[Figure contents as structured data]
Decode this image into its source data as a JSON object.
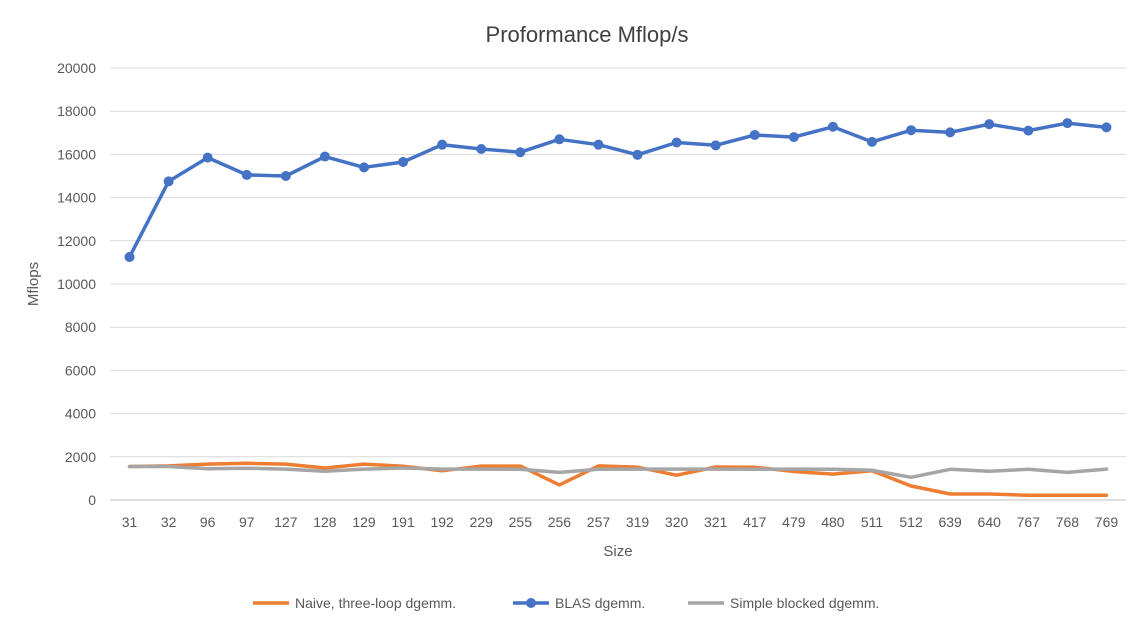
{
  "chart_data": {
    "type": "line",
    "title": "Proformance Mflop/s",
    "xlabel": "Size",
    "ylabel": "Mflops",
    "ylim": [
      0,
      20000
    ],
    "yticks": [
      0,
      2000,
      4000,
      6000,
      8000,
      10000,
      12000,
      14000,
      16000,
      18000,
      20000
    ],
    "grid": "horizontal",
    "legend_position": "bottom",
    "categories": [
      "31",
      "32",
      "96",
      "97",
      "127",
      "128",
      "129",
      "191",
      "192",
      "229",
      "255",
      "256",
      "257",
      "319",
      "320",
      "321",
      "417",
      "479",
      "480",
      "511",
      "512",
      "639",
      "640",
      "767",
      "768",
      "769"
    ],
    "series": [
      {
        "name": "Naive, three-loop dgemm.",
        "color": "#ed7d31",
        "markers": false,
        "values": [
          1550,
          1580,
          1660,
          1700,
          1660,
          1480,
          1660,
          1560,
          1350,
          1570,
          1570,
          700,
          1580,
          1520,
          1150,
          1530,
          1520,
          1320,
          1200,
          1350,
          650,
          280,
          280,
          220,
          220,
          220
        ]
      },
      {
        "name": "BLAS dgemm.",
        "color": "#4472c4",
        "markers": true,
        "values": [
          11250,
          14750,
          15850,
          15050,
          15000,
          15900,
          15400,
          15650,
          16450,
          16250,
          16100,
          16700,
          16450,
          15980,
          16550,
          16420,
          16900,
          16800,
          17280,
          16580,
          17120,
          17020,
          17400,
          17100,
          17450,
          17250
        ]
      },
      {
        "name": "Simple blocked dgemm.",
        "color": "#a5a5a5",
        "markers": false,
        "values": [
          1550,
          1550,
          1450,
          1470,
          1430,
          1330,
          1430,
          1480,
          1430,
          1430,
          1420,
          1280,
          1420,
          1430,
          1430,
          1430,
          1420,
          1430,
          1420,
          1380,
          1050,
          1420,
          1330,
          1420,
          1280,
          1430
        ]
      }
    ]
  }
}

What is required: Write out all the records again, exactly, minus any pictures.

Reply to the task:
Decode this image into its source data as a JSON object.
{
  "chart_data": {
    "type": "line",
    "title": "Proformance Mflop/s",
    "xlabel": "Size",
    "ylabel": "Mflops",
    "ylim": [
      0,
      20000
    ],
    "yticks": [
      0,
      2000,
      4000,
      6000,
      8000,
      10000,
      12000,
      14000,
      16000,
      18000,
      20000
    ],
    "grid": "horizontal",
    "legend_position": "bottom",
    "categories": [
      "31",
      "32",
      "96",
      "97",
      "127",
      "128",
      "129",
      "191",
      "192",
      "229",
      "255",
      "256",
      "257",
      "319",
      "320",
      "321",
      "417",
      "479",
      "480",
      "511",
      "512",
      "639",
      "640",
      "767",
      "768",
      "769"
    ],
    "series": [
      {
        "name": "Naive, three-loop dgemm.",
        "color": "#ed7d31",
        "markers": false,
        "values": [
          1550,
          1580,
          1660,
          1700,
          1660,
          1480,
          1660,
          1560,
          1350,
          1570,
          1570,
          700,
          1580,
          1520,
          1150,
          1530,
          1520,
          1320,
          1200,
          1350,
          650,
          280,
          280,
          220,
          220,
          220
        ]
      },
      {
        "name": "BLAS dgemm.",
        "color": "#4472c4",
        "markers": true,
        "values": [
          11250,
          14750,
          15850,
          15050,
          15000,
          15900,
          15400,
          15650,
          16450,
          16250,
          16100,
          16700,
          16450,
          15980,
          16550,
          16420,
          16900,
          16800,
          17280,
          16580,
          17120,
          17020,
          17400,
          17100,
          17450,
          17250
        ]
      },
      {
        "name": "Simple blocked dgemm.",
        "color": "#a5a5a5",
        "markers": false,
        "values": [
          1550,
          1550,
          1450,
          1470,
          1430,
          1330,
          1430,
          1480,
          1430,
          1430,
          1420,
          1280,
          1420,
          1430,
          1430,
          1430,
          1420,
          1430,
          1420,
          1380,
          1050,
          1420,
          1330,
          1420,
          1280,
          1430
        ]
      }
    ]
  }
}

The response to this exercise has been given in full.